__To do__: Please print all of the material below, word for word.

__The input__:
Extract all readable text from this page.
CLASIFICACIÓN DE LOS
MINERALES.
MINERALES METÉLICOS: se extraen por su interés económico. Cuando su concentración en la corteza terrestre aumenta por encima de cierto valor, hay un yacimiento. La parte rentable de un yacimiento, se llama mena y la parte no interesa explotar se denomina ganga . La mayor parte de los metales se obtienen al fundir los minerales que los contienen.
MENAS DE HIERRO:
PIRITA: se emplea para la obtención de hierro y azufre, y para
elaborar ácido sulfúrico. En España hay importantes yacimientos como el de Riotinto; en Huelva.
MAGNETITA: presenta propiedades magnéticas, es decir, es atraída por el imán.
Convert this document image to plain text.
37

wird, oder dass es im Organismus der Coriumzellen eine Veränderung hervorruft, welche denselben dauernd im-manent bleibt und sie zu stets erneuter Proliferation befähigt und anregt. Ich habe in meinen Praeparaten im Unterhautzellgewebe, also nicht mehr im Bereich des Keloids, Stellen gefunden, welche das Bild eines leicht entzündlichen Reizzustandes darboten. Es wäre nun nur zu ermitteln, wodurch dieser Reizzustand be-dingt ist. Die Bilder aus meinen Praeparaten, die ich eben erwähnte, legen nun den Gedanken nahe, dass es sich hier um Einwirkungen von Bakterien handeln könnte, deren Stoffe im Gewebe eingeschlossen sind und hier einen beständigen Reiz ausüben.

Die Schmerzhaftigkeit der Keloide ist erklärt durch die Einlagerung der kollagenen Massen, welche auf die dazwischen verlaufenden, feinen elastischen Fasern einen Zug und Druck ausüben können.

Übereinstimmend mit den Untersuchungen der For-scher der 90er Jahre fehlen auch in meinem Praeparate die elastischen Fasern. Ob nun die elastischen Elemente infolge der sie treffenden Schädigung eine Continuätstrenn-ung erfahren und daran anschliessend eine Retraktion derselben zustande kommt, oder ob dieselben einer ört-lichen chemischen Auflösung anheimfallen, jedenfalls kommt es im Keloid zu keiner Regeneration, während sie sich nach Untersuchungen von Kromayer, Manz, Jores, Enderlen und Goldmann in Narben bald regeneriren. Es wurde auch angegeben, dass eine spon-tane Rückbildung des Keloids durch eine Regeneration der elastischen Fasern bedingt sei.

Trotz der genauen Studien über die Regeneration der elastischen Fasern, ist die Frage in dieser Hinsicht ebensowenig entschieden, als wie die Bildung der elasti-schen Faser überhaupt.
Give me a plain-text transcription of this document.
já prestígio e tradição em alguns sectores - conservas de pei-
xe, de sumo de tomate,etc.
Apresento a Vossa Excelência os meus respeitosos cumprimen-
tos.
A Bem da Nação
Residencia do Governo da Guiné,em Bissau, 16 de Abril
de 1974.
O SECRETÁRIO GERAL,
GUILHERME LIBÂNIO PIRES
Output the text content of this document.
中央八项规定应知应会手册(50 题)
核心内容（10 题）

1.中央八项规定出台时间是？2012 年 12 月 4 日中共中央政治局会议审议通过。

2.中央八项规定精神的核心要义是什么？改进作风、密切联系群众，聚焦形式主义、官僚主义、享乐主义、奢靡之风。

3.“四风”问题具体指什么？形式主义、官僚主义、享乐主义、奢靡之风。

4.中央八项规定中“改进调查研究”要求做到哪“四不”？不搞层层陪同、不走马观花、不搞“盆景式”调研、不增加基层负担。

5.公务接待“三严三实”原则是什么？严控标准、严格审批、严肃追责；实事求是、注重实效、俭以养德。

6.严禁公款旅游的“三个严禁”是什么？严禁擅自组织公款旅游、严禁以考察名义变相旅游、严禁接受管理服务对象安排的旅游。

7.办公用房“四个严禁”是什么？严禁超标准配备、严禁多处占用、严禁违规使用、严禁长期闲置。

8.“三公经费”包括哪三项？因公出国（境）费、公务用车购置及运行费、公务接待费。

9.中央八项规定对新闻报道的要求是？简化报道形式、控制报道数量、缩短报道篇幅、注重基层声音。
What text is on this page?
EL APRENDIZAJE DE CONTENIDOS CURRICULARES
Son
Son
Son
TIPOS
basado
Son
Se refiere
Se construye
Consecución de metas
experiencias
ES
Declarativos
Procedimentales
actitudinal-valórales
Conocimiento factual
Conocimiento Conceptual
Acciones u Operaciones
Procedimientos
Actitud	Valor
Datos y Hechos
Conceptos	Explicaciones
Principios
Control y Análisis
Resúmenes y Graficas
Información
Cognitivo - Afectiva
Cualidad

__Worked solution__:
Extract all readable text from this page.
CLASIFICACIÓN DE LOS
MINERALES.
MINERALES METÉLICOS: se extraen por su interés económico. Cuando su concentración en la corteza terrestre aumenta por encima de cierto valor, hay un yacimiento. La parte rentable de un yacimiento, se llama mena y la parte no interesa explotar se denomina ganga . La mayor parte de los metales se obtienen al fundir los minerales que los contienen.
MENAS DE HIERRO:
PIRITA: se emplea para la obtención de hierro y azufre, y para
elaborar ácido sulfúrico. En España hay importantes yacimientos como el de Riotinto; en Huelva.
MAGNETITA: presenta propiedades magnéticas, es decir, es atraída por el imán.
Convert this document image to plain text.
37

wird, oder dass es im Organismus der Coriumzellen eine Veränderung hervorruft, welche denselben dauernd im-manent bleibt und sie zu stets erneuter Proliferation befähigt und anregt. Ich habe in meinen Praeparaten im Unterhautzellgewebe, also nicht mehr im Bereich des Keloids, Stellen gefunden, welche das Bild eines leicht entzündlichen Reizzustandes darboten. Es wäre nun nur zu ermitteln, wodurch dieser Reizzustand be-dingt ist. Die Bilder aus meinen Praeparaten, die ich eben erwähnte, legen nun den Gedanken nahe, dass es sich hier um Einwirkungen von Bakterien handeln könnte, deren Stoffe im Gewebe eingeschlossen sind und hier einen beständigen Reiz ausüben.

Die Schmerzhaftigkeit der Keloide ist erklärt durch die Einlagerung der kollagenen Massen, welche auf die dazwischen verlaufenden, feinen elastischen Fasern einen Zug und Druck ausüben können.

Übereinstimmend mit den Untersuchungen der For-scher der 90er Jahre fehlen auch in meinem Praeparate die elastischen Fasern. Ob nun die elastischen Elemente infolge der sie treffenden Schädigung eine Continuätstrenn-ung erfahren und daran anschliessend eine Retraktion derselben zustande kommt, oder ob dieselben einer ört-lichen chemischen Auflösung anheimfallen, jedenfalls kommt es im Keloid zu keiner Regeneration, während sie sich nach Untersuchungen von Kromayer, Manz, Jores, Enderlen und Goldmann in Narben bald regeneriren. Es wurde auch angegeben, dass eine spon-tane Rückbildung des Keloids durch eine Regeneration der elastischen Fasern bedingt sei.

Trotz der genauen Studien über die Regeneration der elastischen Fasern, ist die Frage in dieser Hinsicht ebensowenig entschieden, als wie die Bildung der elasti-schen Faser überhaupt.
Give me a plain-text transcription of this document.
já prestígio e tradição em alguns sectores - conservas de pei-
xe, de sumo de tomate,etc.
Apresento a Vossa Excelência os meus respeitosos cumprimen-
tos.
A Bem da Nação
Residencia do Governo da Guiné,em Bissau, 16 de Abril
de 1974.
O SECRETÁRIO GERAL,
GUILHERME LIBÂNIO PIRES
Output the text content of this document.
中央八项规定应知应会手册(50 题)
核心内容（10 题）

1.中央八项规定出台时间是？2012 年 12 月 4 日中共中央政治局会议审议通过。

2.中央八项规定精神的核心要义是什么？改进作风、密切联系群众，聚焦形式主义、官僚主义、享乐主义、奢靡之风。

3.“四风”问题具体指什么？形式主义、官僚主义、享乐主义、奢靡之风。

4.中央八项规定中“改进调查研究”要求做到哪“四不”？不搞层层陪同、不走马观花、不搞“盆景式”调研、不增加基层负担。

5.公务接待“三严三实”原则是什么？严控标准、严格审批、严肃追责；实事求是、注重实效、俭以养德。

6.严禁公款旅游的“三个严禁”是什么？严禁擅自组织公款旅游、严禁以考察名义变相旅游、严禁接受管理服务对象安排的旅游。

7.办公用房“四个严禁”是什么？严禁超标准配备、严禁多处占用、严禁违规使用、严禁长期闲置。

8.“三公经费”包括哪三项？因公出国（境）费、公务用车购置及运行费、公务接待费。

9.中央八项规定对新闻报道的要求是？简化报道形式、控制报道数量、缩短报道篇幅、注重基层声音。
What text is on this page?
EL APRENDIZAJE DE CONTENIDOS CURRICULARES
Son
Son
Son
TIPOS
basado
Son
Se refiere
Se construye
Consecución de metas
experiencias
ES
Declarativos
Procedimentales
actitudinal-valórales
Conocimiento factual
Conocimiento Conceptual
Acciones u Operaciones
Procedimientos
Actitud	Valor
Datos y Hechos
Conceptos	Explicaciones
Principios
Control y Análisis
Resúmenes y Graficas
Información
Cognitivo - Afectiva
Cualidad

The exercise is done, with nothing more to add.